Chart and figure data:
◆ ◆ ◆ ◆

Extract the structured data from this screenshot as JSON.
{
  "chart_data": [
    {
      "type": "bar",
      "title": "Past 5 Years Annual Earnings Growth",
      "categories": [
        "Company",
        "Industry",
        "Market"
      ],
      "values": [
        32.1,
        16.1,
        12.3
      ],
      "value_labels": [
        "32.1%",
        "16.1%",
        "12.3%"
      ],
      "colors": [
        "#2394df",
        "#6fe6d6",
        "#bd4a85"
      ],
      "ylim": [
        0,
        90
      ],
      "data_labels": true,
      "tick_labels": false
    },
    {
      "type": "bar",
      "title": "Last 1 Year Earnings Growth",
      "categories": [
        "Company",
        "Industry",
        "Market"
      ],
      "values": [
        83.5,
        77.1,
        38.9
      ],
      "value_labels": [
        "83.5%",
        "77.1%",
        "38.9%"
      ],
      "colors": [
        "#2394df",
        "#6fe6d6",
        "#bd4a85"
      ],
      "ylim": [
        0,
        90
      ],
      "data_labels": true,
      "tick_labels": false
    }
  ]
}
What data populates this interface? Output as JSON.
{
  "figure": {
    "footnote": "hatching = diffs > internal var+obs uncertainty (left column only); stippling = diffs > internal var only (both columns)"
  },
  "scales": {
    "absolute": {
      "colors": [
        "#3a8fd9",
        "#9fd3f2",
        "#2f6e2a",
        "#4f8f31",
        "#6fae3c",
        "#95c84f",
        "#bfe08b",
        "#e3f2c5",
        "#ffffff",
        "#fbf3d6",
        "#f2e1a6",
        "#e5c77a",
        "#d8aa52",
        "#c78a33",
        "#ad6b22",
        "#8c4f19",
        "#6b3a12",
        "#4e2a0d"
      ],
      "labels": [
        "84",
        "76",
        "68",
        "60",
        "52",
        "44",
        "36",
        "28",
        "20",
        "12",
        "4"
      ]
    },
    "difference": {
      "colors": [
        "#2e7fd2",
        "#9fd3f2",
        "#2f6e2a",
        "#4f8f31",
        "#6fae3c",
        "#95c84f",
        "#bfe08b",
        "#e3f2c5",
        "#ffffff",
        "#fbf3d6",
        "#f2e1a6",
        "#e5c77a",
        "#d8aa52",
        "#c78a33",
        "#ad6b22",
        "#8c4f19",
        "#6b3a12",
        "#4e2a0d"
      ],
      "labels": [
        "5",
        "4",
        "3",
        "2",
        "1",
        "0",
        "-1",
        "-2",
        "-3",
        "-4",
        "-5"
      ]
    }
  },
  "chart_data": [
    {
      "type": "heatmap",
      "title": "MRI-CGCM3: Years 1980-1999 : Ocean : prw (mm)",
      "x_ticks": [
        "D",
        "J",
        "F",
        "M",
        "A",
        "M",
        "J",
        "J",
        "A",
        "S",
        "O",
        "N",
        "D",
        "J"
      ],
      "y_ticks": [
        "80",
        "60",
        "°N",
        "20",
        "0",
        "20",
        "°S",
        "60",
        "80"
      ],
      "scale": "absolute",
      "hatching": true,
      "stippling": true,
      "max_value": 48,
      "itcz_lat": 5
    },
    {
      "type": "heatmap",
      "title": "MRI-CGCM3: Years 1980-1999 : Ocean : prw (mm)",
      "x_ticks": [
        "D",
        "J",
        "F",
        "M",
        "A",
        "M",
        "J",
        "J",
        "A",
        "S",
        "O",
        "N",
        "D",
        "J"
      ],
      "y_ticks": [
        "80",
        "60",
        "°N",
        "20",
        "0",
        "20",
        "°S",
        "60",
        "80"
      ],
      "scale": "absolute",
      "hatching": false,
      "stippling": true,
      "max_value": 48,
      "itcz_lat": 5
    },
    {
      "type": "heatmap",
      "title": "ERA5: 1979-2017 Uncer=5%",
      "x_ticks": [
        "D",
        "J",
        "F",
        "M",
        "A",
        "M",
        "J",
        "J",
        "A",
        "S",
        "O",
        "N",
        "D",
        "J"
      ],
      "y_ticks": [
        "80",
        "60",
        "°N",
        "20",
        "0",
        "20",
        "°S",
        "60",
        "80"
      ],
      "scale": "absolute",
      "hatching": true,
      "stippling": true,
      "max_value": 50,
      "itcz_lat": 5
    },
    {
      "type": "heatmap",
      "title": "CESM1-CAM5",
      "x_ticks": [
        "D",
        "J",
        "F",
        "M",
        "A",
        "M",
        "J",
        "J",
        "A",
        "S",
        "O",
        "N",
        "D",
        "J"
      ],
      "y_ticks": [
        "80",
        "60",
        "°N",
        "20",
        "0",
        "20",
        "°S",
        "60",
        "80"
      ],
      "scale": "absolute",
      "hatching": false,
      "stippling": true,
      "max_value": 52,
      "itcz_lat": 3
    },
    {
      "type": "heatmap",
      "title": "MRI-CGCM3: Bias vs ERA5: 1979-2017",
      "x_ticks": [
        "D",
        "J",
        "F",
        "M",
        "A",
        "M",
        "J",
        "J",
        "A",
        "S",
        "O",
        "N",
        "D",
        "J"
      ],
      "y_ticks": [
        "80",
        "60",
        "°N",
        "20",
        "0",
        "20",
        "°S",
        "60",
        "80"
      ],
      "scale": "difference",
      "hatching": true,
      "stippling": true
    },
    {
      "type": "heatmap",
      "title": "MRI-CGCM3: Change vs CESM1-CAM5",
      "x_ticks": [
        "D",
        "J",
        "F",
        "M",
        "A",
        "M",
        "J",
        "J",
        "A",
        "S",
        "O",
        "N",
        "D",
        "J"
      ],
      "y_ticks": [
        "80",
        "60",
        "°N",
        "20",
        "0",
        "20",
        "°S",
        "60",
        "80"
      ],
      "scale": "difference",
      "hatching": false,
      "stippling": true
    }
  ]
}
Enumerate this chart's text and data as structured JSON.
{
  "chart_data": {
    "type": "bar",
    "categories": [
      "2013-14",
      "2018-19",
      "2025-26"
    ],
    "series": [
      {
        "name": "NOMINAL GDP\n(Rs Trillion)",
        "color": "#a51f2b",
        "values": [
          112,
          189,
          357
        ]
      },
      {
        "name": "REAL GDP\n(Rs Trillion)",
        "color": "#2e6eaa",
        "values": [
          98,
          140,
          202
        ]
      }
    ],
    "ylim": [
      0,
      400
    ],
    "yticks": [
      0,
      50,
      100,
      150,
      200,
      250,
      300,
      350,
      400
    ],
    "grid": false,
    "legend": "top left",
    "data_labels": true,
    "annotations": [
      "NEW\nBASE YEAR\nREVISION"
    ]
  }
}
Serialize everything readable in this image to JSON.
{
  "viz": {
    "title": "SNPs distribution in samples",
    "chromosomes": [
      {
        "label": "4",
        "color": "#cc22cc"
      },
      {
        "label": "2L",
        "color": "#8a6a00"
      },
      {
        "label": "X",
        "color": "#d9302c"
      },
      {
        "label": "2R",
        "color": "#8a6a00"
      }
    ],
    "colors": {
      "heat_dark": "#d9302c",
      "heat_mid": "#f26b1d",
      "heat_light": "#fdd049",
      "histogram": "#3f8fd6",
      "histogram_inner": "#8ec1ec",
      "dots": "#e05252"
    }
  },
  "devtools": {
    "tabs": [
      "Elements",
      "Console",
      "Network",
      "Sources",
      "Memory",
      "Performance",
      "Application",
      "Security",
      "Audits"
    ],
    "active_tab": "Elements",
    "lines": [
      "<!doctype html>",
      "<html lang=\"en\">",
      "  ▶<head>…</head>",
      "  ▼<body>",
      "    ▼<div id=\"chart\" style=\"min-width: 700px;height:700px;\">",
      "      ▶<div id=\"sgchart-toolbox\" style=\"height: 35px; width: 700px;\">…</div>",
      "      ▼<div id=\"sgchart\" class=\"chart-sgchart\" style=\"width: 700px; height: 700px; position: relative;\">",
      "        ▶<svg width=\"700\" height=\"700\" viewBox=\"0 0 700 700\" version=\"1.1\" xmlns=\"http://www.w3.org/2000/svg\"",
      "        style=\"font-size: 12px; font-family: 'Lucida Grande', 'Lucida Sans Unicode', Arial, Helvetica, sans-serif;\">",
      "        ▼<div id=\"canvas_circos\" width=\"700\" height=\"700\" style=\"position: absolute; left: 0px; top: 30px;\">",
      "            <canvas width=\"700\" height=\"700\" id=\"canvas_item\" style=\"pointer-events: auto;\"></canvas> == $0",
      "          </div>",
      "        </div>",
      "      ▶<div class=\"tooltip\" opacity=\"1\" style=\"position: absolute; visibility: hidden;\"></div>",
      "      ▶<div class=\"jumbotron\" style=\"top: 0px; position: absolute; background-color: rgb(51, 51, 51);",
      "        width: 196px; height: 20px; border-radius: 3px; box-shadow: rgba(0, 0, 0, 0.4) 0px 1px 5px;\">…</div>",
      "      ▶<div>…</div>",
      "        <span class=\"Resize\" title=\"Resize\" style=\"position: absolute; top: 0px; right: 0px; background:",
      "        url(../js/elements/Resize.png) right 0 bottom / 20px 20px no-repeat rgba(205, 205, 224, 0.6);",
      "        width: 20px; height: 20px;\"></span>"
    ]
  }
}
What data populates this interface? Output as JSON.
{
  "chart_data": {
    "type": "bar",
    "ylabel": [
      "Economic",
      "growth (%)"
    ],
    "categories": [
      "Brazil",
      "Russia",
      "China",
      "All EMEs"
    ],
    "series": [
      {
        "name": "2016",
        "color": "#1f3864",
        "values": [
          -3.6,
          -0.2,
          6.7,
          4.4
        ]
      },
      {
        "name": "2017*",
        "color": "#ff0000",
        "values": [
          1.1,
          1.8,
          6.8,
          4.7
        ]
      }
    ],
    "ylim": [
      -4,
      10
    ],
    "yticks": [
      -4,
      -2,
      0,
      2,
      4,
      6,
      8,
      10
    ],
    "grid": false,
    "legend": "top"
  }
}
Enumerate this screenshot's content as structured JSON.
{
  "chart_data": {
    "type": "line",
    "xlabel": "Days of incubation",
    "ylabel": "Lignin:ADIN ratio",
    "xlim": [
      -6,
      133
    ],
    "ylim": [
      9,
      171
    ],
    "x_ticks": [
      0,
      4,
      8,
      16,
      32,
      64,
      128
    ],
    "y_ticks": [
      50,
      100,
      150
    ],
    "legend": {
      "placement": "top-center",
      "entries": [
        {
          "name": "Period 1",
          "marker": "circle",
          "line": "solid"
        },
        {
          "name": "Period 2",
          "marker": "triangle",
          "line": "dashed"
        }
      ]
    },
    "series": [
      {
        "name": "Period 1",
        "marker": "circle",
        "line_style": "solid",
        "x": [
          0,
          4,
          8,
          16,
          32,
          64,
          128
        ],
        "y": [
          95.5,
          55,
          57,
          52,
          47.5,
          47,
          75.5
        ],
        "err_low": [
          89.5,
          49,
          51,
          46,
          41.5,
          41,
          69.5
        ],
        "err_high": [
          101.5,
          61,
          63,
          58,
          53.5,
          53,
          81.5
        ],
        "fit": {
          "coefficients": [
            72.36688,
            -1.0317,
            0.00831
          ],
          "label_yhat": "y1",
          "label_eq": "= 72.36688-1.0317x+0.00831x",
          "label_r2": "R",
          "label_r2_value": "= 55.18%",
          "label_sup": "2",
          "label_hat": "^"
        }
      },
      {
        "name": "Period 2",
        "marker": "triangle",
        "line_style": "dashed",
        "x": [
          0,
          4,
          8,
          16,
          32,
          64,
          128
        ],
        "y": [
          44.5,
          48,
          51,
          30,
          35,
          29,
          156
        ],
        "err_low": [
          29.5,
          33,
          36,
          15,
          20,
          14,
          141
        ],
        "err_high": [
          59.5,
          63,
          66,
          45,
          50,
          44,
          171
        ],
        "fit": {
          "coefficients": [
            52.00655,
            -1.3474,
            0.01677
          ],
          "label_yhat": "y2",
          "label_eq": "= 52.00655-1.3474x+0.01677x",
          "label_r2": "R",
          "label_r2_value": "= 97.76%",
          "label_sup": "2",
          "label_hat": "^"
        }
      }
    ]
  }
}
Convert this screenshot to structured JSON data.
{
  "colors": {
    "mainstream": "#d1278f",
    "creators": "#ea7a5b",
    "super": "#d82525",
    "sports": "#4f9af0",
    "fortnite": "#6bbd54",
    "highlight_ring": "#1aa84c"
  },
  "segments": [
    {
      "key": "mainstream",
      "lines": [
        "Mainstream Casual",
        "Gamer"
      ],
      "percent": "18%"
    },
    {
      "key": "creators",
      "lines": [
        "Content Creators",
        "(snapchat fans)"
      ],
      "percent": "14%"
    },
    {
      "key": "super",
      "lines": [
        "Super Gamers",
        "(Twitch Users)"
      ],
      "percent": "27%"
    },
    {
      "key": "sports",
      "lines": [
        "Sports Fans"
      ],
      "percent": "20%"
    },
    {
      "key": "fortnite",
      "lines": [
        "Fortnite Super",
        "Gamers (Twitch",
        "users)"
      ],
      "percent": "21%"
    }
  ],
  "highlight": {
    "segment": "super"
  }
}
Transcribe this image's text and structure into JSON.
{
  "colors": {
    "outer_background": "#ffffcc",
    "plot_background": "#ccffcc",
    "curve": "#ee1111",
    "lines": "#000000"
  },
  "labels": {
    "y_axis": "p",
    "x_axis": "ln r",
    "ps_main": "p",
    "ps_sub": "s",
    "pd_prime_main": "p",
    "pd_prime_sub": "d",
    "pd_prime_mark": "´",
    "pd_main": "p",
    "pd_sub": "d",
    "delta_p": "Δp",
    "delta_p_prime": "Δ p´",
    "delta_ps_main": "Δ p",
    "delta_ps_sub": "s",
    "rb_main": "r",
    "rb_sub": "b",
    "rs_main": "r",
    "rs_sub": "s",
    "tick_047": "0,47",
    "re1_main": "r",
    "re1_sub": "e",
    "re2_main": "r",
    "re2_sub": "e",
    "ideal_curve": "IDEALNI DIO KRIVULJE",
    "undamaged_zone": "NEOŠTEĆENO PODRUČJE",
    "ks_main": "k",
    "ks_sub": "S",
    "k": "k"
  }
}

◆ ◆ ◆ ◆

__Aim of the task__
Extract exactly the lines between the line containing "Transcribe this image's" and the end of the data, including both.

__The result__
Transcribe this image's text and structure into JSON.
{
  "colors": {
    "outer_background": "#ffffcc",
    "plot_background": "#ccffcc",
    "curve": "#ee1111",
    "lines": "#000000"
  },
  "labels": {
    "y_axis": "p",
    "x_axis": "ln r",
    "ps_main": "p",
    "ps_sub": "s",
    "pd_prime_main": "p",
    "pd_prime_sub": "d",
    "pd_prime_mark": "´",
    "pd_main": "p",
    "pd_sub": "d",
    "delta_p": "Δp",
    "delta_p_prime": "Δ p´",
    "delta_ps_main": "Δ p",
    "delta_ps_sub": "s",
    "rb_main": "r",
    "rb_sub": "b",
    "rs_main": "r",
    "rs_sub": "s",
    "tick_047": "0,47",
    "re1_main": "r",
    "re1_sub": "e",
    "re2_main": "r",
    "re2_sub": "e",
    "ideal_curve": "IDEALNI DIO KRIVULJE",
    "undamaged_zone": "NEOŠTEĆENO PODRUČJE",
    "ks_main": "k",
    "ks_sub": "S",
    "k": "k"
  }
}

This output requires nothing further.